━━━━━ SOURCE DATA ━━━━━

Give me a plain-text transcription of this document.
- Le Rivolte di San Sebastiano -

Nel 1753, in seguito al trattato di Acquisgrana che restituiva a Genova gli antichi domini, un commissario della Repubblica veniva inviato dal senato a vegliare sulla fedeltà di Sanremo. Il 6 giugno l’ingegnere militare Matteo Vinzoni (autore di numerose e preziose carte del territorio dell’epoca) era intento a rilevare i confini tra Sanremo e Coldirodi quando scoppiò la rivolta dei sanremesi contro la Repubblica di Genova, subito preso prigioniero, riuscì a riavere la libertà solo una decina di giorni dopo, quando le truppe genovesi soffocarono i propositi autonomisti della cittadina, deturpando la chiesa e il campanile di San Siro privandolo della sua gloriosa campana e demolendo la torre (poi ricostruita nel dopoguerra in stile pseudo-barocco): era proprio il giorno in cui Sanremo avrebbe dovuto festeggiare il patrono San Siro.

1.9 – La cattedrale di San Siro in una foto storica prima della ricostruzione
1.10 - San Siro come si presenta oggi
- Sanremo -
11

━━━━━
━━━━━ SOURCE DATA ━━━━━

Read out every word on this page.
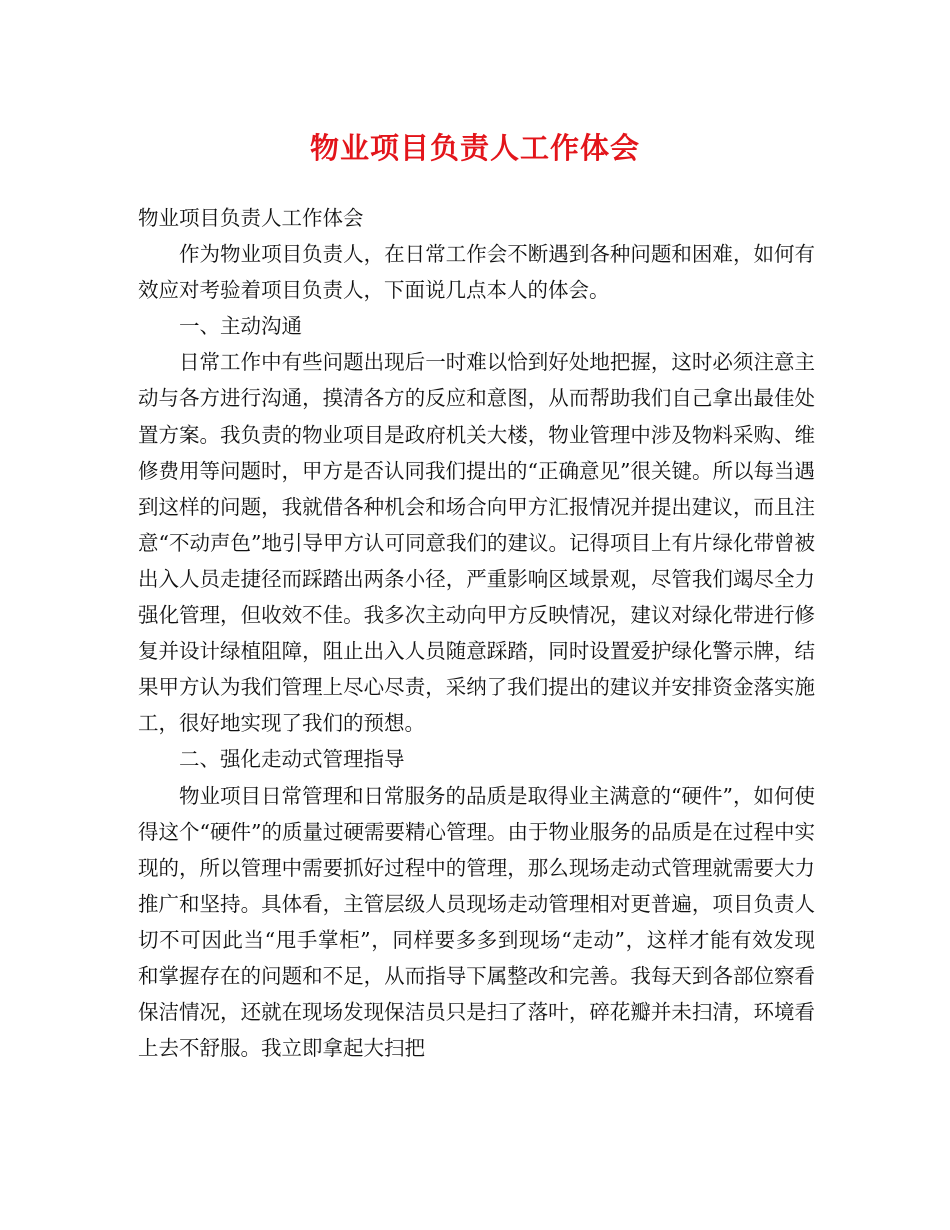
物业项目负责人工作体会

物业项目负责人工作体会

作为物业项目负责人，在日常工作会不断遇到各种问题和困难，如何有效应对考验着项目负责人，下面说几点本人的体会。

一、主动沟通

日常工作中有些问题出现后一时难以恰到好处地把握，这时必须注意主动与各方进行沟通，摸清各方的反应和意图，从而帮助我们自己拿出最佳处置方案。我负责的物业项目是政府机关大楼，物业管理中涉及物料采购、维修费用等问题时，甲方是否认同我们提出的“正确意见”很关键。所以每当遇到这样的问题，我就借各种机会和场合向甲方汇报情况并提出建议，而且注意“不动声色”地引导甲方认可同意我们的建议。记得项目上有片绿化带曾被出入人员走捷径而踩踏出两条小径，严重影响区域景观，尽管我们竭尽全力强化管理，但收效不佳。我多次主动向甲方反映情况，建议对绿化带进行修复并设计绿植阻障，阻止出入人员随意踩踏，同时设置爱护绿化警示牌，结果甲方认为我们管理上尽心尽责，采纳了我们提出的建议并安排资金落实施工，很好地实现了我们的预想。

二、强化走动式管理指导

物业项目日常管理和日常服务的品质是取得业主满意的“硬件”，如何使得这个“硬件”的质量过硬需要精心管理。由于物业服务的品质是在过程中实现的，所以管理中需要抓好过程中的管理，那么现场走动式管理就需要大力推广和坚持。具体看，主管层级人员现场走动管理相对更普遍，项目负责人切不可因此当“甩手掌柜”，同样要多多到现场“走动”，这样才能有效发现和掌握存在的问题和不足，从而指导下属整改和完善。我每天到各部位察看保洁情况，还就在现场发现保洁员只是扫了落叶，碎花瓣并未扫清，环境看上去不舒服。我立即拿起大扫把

━━━━━

• **WHAT YOU HAVE TO DO**: In the material above, show every line where the word "this" turns up.

• **RESULT OF THE TASK**:
Give me a plain-text transcription of this document.
Read out every word on this page.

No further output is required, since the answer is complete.